● **EXERCISE PROMPT**
From the records below, copy out each line that has the word "Graves".

Page transcription records

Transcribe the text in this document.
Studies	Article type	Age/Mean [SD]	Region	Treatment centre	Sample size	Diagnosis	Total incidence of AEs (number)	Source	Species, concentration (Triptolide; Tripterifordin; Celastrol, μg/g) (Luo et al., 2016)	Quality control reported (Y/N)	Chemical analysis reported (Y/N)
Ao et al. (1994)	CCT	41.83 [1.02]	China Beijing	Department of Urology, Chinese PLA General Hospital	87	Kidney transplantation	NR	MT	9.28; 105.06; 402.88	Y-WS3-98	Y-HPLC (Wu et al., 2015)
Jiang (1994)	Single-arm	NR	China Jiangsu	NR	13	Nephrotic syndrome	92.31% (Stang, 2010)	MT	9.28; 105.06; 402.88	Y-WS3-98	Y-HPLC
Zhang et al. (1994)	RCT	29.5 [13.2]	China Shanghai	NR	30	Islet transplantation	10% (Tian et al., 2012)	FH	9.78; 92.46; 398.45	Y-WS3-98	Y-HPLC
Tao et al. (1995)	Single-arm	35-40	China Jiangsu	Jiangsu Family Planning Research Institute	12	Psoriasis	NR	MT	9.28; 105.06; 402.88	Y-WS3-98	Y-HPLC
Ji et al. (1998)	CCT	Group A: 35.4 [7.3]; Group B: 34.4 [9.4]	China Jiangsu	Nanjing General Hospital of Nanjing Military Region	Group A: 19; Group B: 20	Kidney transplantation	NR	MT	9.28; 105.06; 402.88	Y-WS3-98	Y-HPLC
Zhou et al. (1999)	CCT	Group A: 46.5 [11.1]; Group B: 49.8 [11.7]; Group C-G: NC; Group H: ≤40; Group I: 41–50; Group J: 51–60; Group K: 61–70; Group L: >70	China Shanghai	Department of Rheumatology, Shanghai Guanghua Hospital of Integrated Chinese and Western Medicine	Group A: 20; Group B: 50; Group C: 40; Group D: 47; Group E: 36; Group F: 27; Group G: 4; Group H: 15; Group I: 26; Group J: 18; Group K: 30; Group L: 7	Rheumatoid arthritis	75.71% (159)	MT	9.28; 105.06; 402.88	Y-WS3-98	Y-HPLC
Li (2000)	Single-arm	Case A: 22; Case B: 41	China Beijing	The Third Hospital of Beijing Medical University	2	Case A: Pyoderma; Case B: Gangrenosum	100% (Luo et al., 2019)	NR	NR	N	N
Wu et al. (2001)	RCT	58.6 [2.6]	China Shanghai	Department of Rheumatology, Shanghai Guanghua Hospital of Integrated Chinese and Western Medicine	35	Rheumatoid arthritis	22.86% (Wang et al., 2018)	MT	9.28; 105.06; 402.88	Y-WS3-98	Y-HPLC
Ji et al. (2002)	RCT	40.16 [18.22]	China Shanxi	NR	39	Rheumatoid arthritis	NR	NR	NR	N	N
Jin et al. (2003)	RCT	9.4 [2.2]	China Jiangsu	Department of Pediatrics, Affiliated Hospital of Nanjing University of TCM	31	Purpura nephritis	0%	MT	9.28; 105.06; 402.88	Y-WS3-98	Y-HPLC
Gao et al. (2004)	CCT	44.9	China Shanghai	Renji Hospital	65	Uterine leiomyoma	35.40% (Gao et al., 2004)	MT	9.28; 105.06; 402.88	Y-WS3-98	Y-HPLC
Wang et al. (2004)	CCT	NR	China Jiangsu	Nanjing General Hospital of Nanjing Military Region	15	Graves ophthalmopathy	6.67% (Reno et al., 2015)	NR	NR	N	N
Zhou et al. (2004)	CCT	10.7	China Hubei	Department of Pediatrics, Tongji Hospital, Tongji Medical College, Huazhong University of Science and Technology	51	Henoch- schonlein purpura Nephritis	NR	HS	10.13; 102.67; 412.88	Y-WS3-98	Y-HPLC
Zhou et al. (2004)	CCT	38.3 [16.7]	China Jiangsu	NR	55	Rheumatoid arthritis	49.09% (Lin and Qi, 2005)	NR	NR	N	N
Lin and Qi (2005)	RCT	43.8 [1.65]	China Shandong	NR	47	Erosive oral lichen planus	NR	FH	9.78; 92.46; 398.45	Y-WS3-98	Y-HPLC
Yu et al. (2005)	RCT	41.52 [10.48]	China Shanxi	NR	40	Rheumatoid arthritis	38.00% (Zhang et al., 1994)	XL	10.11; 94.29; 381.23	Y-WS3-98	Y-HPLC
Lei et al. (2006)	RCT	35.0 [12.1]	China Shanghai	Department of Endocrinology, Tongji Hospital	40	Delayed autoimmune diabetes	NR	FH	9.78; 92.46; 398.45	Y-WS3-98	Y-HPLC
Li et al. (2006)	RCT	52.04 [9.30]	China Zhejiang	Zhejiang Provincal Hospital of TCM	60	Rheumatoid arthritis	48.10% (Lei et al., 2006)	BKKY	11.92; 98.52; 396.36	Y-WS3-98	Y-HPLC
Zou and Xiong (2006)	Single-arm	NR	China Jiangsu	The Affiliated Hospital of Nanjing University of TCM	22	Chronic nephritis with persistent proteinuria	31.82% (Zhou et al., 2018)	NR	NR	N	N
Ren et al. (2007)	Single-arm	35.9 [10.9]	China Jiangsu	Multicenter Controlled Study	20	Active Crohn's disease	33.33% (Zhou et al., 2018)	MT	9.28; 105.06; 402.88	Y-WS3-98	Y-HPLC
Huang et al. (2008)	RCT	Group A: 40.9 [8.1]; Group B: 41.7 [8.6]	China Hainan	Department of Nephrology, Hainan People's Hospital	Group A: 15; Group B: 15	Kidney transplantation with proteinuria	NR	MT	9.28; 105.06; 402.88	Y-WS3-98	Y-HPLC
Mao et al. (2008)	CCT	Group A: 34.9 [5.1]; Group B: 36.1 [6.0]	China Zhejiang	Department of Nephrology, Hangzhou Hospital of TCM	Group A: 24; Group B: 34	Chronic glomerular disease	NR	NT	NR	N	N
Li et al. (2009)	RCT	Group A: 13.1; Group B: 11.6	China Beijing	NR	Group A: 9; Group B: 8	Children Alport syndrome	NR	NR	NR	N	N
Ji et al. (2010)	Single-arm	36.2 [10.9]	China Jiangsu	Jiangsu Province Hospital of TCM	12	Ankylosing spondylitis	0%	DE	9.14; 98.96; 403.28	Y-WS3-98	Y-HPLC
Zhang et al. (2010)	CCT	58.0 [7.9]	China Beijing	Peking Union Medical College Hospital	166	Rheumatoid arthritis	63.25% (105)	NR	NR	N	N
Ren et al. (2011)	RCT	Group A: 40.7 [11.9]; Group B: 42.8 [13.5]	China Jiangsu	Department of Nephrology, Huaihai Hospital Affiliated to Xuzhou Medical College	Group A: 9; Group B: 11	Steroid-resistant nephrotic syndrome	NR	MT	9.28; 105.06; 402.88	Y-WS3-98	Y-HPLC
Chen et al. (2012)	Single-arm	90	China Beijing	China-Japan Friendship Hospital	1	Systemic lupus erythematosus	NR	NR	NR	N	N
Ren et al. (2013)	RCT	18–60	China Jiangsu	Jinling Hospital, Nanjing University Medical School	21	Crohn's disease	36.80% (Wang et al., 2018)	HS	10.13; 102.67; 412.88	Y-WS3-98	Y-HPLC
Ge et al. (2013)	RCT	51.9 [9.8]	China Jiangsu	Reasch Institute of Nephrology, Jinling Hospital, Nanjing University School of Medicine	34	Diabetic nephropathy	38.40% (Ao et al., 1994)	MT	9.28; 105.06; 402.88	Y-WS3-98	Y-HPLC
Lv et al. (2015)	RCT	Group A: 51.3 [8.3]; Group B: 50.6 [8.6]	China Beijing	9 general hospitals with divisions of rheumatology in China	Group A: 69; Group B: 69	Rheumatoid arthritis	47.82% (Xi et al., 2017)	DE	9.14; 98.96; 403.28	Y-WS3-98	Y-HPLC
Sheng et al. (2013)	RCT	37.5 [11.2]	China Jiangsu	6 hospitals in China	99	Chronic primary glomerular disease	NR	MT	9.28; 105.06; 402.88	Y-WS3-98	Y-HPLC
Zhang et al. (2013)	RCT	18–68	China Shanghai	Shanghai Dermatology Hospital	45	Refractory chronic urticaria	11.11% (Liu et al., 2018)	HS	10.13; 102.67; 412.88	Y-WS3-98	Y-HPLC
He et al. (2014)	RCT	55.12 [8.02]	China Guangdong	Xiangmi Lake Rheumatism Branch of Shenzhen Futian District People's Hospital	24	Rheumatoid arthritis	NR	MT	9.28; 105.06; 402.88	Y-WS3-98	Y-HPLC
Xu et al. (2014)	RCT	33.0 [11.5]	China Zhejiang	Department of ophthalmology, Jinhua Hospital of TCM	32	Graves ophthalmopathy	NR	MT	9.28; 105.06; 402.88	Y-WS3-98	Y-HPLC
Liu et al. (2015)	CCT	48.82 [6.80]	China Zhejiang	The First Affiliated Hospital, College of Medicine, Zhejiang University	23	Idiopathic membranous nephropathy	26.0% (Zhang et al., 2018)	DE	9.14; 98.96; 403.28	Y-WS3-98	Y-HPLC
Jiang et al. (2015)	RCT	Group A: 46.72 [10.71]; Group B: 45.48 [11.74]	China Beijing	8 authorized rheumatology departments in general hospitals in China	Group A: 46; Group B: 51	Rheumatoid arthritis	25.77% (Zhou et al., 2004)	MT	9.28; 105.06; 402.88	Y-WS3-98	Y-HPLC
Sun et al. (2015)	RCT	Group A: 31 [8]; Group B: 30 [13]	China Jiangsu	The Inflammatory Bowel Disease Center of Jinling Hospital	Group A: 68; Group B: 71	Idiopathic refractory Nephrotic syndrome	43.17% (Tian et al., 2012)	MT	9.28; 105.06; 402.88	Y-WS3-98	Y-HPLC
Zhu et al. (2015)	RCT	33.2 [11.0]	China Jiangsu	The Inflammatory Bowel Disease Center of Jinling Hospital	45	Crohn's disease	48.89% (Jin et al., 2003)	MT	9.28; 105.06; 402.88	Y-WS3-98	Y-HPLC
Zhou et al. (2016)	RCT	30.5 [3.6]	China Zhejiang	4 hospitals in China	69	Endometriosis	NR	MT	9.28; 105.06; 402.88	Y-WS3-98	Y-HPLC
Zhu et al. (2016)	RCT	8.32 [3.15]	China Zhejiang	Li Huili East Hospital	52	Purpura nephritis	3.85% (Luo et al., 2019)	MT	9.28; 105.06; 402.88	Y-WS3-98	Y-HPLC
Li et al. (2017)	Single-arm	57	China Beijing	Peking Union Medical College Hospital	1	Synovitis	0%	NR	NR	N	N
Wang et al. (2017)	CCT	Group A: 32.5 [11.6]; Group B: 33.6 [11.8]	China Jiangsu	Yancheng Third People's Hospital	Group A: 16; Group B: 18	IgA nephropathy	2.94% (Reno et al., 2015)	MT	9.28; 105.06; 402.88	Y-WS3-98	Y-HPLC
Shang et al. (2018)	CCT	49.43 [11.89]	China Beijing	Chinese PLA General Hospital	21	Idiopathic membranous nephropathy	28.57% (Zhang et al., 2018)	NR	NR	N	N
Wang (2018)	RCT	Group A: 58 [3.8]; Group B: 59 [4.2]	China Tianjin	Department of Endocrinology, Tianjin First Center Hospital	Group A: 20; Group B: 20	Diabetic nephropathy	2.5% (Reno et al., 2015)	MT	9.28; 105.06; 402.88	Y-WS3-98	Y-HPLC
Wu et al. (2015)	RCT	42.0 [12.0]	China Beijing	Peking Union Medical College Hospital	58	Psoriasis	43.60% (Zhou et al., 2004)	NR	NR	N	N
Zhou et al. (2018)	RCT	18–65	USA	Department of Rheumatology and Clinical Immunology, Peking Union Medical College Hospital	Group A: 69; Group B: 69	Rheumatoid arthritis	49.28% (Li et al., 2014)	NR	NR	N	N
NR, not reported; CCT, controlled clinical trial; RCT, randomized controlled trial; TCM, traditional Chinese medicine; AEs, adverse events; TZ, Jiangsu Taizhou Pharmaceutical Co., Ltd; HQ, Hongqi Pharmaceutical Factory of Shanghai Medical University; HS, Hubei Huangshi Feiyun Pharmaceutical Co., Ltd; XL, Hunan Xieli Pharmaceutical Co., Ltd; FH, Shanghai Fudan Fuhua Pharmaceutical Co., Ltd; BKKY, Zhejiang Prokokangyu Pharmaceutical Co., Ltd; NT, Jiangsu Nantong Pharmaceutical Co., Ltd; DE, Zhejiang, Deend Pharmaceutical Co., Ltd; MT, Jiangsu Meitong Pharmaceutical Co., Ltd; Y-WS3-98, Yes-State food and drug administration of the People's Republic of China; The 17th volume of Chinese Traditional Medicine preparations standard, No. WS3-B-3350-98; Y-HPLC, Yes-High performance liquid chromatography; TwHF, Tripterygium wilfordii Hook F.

● **OUTPUT OF THE EXERCISE**
Wang et al. (2004)	CCT	NR	China Jiangsu	Nanjing General Hospital of Nanjing Military Region	15	Graves ophthalmopathy	6.67% (Reno et al., 2015)	NR	NR	N	N
Xu et al. (2014)	RCT	33.0 [11.5]	China Zhejiang	Department of ophthalmology, Jinhua Hospital of TCM	32	Graves ophthalmopathy	NR	MT	9.28; 105.06; 402.88	Y-WS3-98	Y-HPLC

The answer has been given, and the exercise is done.